=== Exercise materials ===

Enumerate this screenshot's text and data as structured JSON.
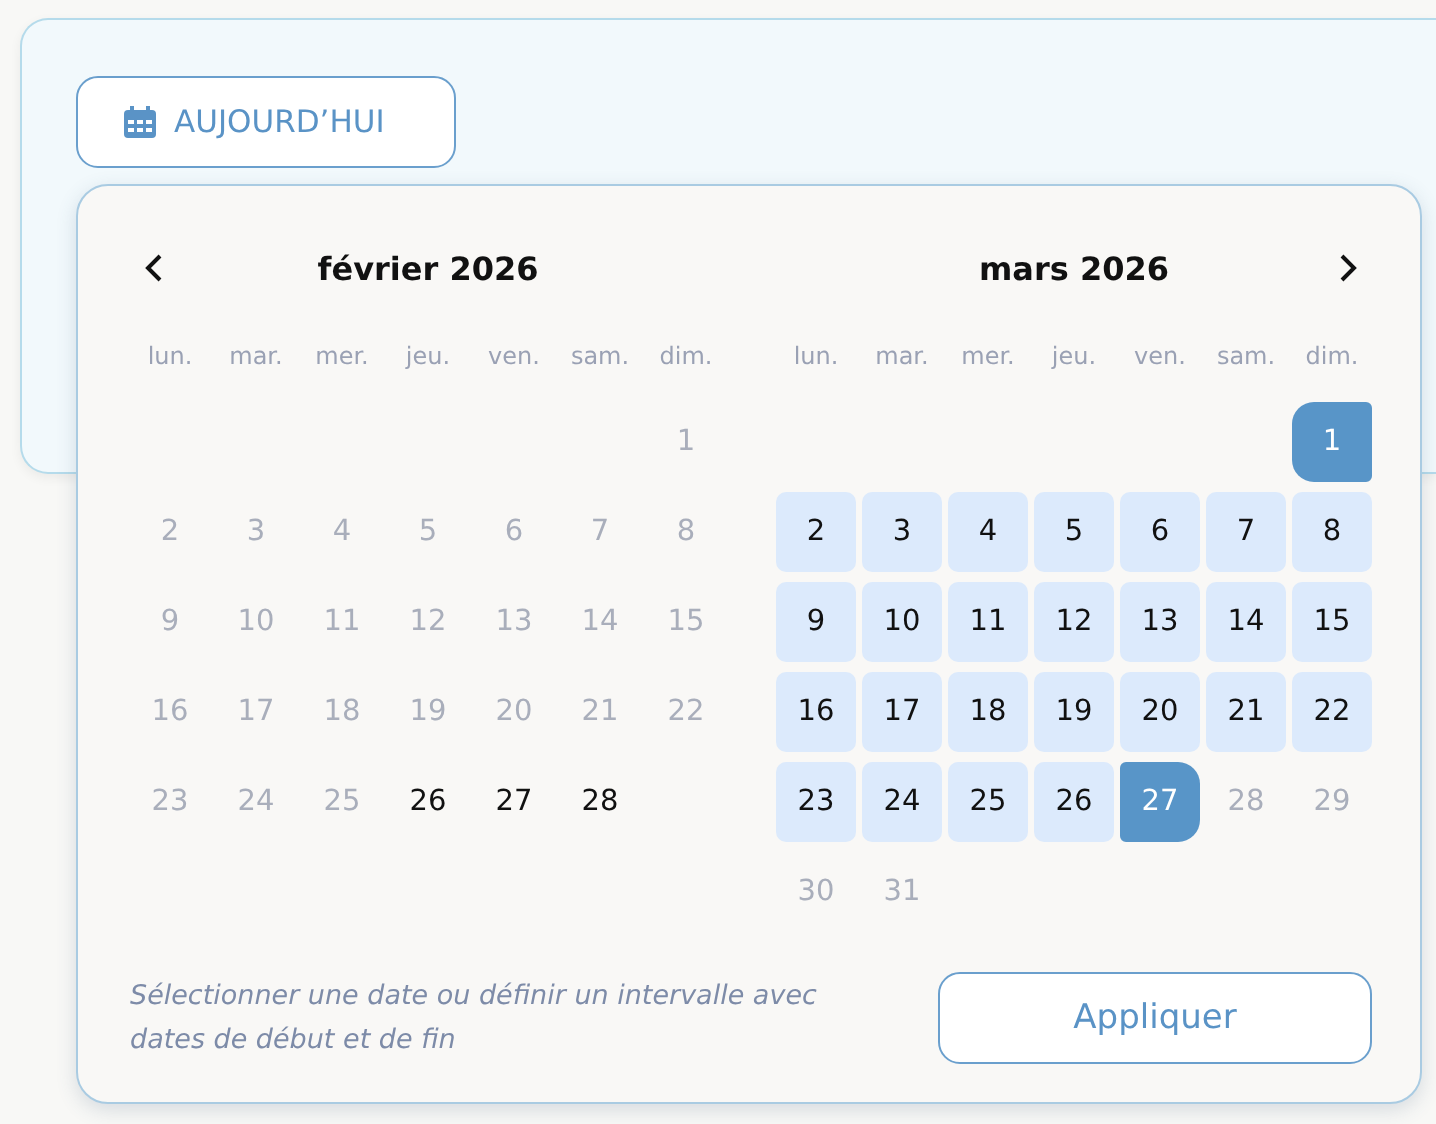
{
  "today_button": {
    "label": "AUJOURD’HUI"
  },
  "date_picker": {
    "months": [
      {
        "title": "février 2026",
        "weekdays": [
          "lun.",
          "mar.",
          "mer.",
          "jeu.",
          "ven.",
          "sam.",
          "dim."
        ],
        "weeks": [
          [
            {
              "kind": "blank"
            },
            {
              "kind": "blank"
            },
            {
              "kind": "blank"
            },
            {
              "kind": "blank"
            },
            {
              "kind": "blank"
            },
            {
              "kind": "blank"
            },
            {
              "kind": "muted",
              "label": "1"
            }
          ],
          [
            {
              "kind": "muted",
              "label": "2"
            },
            {
              "kind": "muted",
              "label": "3"
            },
            {
              "kind": "muted",
              "label": "4"
            },
            {
              "kind": "muted",
              "label": "5"
            },
            {
              "kind": "muted",
              "label": "6"
            },
            {
              "kind": "muted",
              "label": "7"
            },
            {
              "kind": "muted",
              "label": "8"
            }
          ],
          [
            {
              "kind": "muted",
              "label": "9"
            },
            {
              "kind": "muted",
              "label": "10"
            },
            {
              "kind": "muted",
              "label": "11"
            },
            {
              "kind": "muted",
              "label": "12"
            },
            {
              "kind": "muted",
              "label": "13"
            },
            {
              "kind": "muted",
              "label": "14"
            },
            {
              "kind": "muted",
              "label": "15"
            }
          ],
          [
            {
              "kind": "muted",
              "label": "16"
            },
            {
              "kind": "muted",
              "label": "17"
            },
            {
              "kind": "muted",
              "label": "18"
            },
            {
              "kind": "muted",
              "label": "19"
            },
            {
              "kind": "muted",
              "label": "20"
            },
            {
              "kind": "muted",
              "label": "21"
            },
            {
              "kind": "muted",
              "label": "22"
            }
          ],
          [
            {
              "kind": "muted",
              "label": "23"
            },
            {
              "kind": "muted",
              "label": "24"
            },
            {
              "kind": "muted",
              "label": "25"
            },
            {
              "kind": "plain",
              "label": "26"
            },
            {
              "kind": "plain",
              "label": "27"
            },
            {
              "kind": "plain",
              "label": "28"
            },
            {
              "kind": "blank"
            }
          ]
        ]
      },
      {
        "title": "mars 2026",
        "weekdays": [
          "lun.",
          "mar.",
          "mer.",
          "jeu.",
          "ven.",
          "sam.",
          "dim."
        ],
        "weeks": [
          [
            {
              "kind": "blank"
            },
            {
              "kind": "blank"
            },
            {
              "kind": "blank"
            },
            {
              "kind": "blank"
            },
            {
              "kind": "blank"
            },
            {
              "kind": "blank"
            },
            {
              "kind": "start",
              "label": "1"
            }
          ],
          [
            {
              "kind": "range",
              "label": "2"
            },
            {
              "kind": "range",
              "label": "3"
            },
            {
              "kind": "range",
              "label": "4"
            },
            {
              "kind": "range",
              "label": "5"
            },
            {
              "kind": "range",
              "label": "6"
            },
            {
              "kind": "range",
              "label": "7"
            },
            {
              "kind": "range",
              "label": "8"
            }
          ],
          [
            {
              "kind": "range",
              "label": "9"
            },
            {
              "kind": "range",
              "label": "10"
            },
            {
              "kind": "range",
              "label": "11"
            },
            {
              "kind": "range",
              "label": "12"
            },
            {
              "kind": "range",
              "label": "13"
            },
            {
              "kind": "range",
              "label": "14"
            },
            {
              "kind": "range",
              "label": "15"
            }
          ],
          [
            {
              "kind": "range",
              "label": "16"
            },
            {
              "kind": "range",
              "label": "17"
            },
            {
              "kind": "range",
              "label": "18"
            },
            {
              "kind": "range",
              "label": "19"
            },
            {
              "kind": "range",
              "label": "20"
            },
            {
              "kind": "range",
              "label": "21"
            },
            {
              "kind": "range",
              "label": "22"
            }
          ],
          [
            {
              "kind": "range",
              "label": "23"
            },
            {
              "kind": "range",
              "label": "24"
            },
            {
              "kind": "range",
              "label": "25"
            },
            {
              "kind": "range",
              "label": "26"
            },
            {
              "kind": "end",
              "label": "27"
            },
            {
              "kind": "muted",
              "label": "28"
            },
            {
              "kind": "muted",
              "label": "29"
            }
          ],
          [
            {
              "kind": "muted",
              "label": "30"
            },
            {
              "kind": "muted",
              "label": "31"
            },
            {
              "kind": "blank"
            },
            {
              "kind": "blank"
            },
            {
              "kind": "blank"
            },
            {
              "kind": "blank"
            },
            {
              "kind": "blank"
            }
          ]
        ]
      }
    ],
    "hint": "Sélectionner une date ou définir un intervalle avec dates de début et de fin",
    "apply_button": {
      "label": "Appliquer"
    }
  }
}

===

Stated exercise: Reproduce all the entries that precede this task, word for word, minus any pictures.

Task output:
Enumerate this screenshot's text and data as structured JSON.
{
  "today_button": {
    "label": "AUJOURD’HUI"
  },
  "date_picker": {
    "months": [
      {
        "title": "février 2026",
        "weekdays": [
          "lun.",
          "mar.",
          "mer.",
          "jeu.",
          "ven.",
          "sam.",
          "dim."
        ],
        "weeks": [
          [
            {
              "kind": "blank"
            },
            {
              "kind": "blank"
            },
            {
              "kind": "blank"
            },
            {
              "kind": "blank"
            },
            {
              "kind": "blank"
            },
            {
              "kind": "blank"
            },
            {
              "kind": "muted",
              "label": "1"
            }
          ],
          [
            {
              "kind": "muted",
              "label": "2"
            },
            {
              "kind": "muted",
              "label": "3"
            },
            {
              "kind": "muted",
              "label": "4"
            },
            {
              "kind": "muted",
              "label": "5"
            },
            {
              "kind": "muted",
              "label": "6"
            },
            {
              "kind": "muted",
              "label": "7"
            },
            {
              "kind": "muted",
              "label": "8"
            }
          ],
          [
            {
              "kind": "muted",
              "label": "9"
            },
            {
              "kind": "muted",
              "label": "10"
            },
            {
              "kind": "muted",
              "label": "11"
            },
            {
              "kind": "muted",
              "label": "12"
            },
            {
              "kind": "muted",
              "label": "13"
            },
            {
              "kind": "muted",
              "label": "14"
            },
            {
              "kind": "muted",
              "label": "15"
            }
          ],
          [
            {
              "kind": "muted",
              "label": "16"
            },
            {
              "kind": "muted",
              "label": "17"
            },
            {
              "kind": "muted",
              "label": "18"
            },
            {
              "kind": "muted",
              "label": "19"
            },
            {
              "kind": "muted",
              "label": "20"
            },
            {
              "kind": "muted",
              "label": "21"
            },
            {
              "kind": "muted",
              "label": "22"
            }
          ],
          [
            {
              "kind": "muted",
              "label": "23"
            },
            {
              "kind": "muted",
              "label": "24"
            },
            {
              "kind": "muted",
              "label": "25"
            },
            {
              "kind": "plain",
              "label": "26"
            },
            {
              "kind": "plain",
              "label": "27"
            },
            {
              "kind": "plain",
              "label": "28"
            },
            {
              "kind": "blank"
            }
          ]
        ]
      },
      {
        "title": "mars 2026",
        "weekdays": [
          "lun.",
          "mar.",
          "mer.",
          "jeu.",
          "ven.",
          "sam.",
          "dim."
        ],
        "weeks": [
          [
            {
              "kind": "blank"
            },
            {
              "kind": "blank"
            },
            {
              "kind": "blank"
            },
            {
              "kind": "blank"
            },
            {
              "kind": "blank"
            },
            {
              "kind": "blank"
            },
            {
              "kind": "start",
              "label": "1"
            }
          ],
          [
            {
              "kind": "range",
              "label": "2"
            },
            {
              "kind": "range",
              "label": "3"
            },
            {
              "kind": "range",
              "label": "4"
            },
            {
              "kind": "range",
              "label": "5"
            },
            {
              "kind": "range",
              "label": "6"
            },
            {
              "kind": "range",
              "label": "7"
            },
            {
              "kind": "range",
              "label": "8"
            }
          ],
          [
            {
              "kind": "range",
              "label": "9"
            },
            {
              "kind": "range",
              "label": "10"
            },
            {
              "kind": "range",
              "label": "11"
            },
            {
              "kind": "range",
              "label": "12"
            },
            {
              "kind": "range",
              "label": "13"
            },
            {
              "kind": "range",
              "label": "14"
            },
            {
              "kind": "range",
              "label": "15"
            }
          ],
          [
            {
              "kind": "range",
              "label": "16"
            },
            {
              "kind": "range",
              "label": "17"
            },
            {
              "kind": "range",
              "label": "18"
            },
            {
              "kind": "range",
              "label": "19"
            },
            {
              "kind": "range",
              "label": "20"
            },
            {
              "kind": "range",
              "label": "21"
            },
            {
              "kind": "range",
              "label": "22"
            }
          ],
          [
            {
              "kind": "range",
              "label": "23"
            },
            {
              "kind": "range",
              "label": "24"
            },
            {
              "kind": "range",
              "label": "25"
            },
            {
              "kind": "range",
              "label": "26"
            },
            {
              "kind": "end",
              "label": "27"
            },
            {
              "kind": "muted",
              "label": "28"
            },
            {
              "kind": "muted",
              "label": "29"
            }
          ],
          [
            {
              "kind": "muted",
              "label": "30"
            },
            {
              "kind": "muted",
              "label": "31"
            },
            {
              "kind": "blank"
            },
            {
              "kind": "blank"
            },
            {
              "kind": "blank"
            },
            {
              "kind": "blank"
            },
            {
              "kind": "blank"
            }
          ]
        ]
      }
    ],
    "hint": "Sélectionner une date ou définir un intervalle avec dates de début et de fin",
    "apply_button": {
      "label": "Appliquer"
    }
  }
}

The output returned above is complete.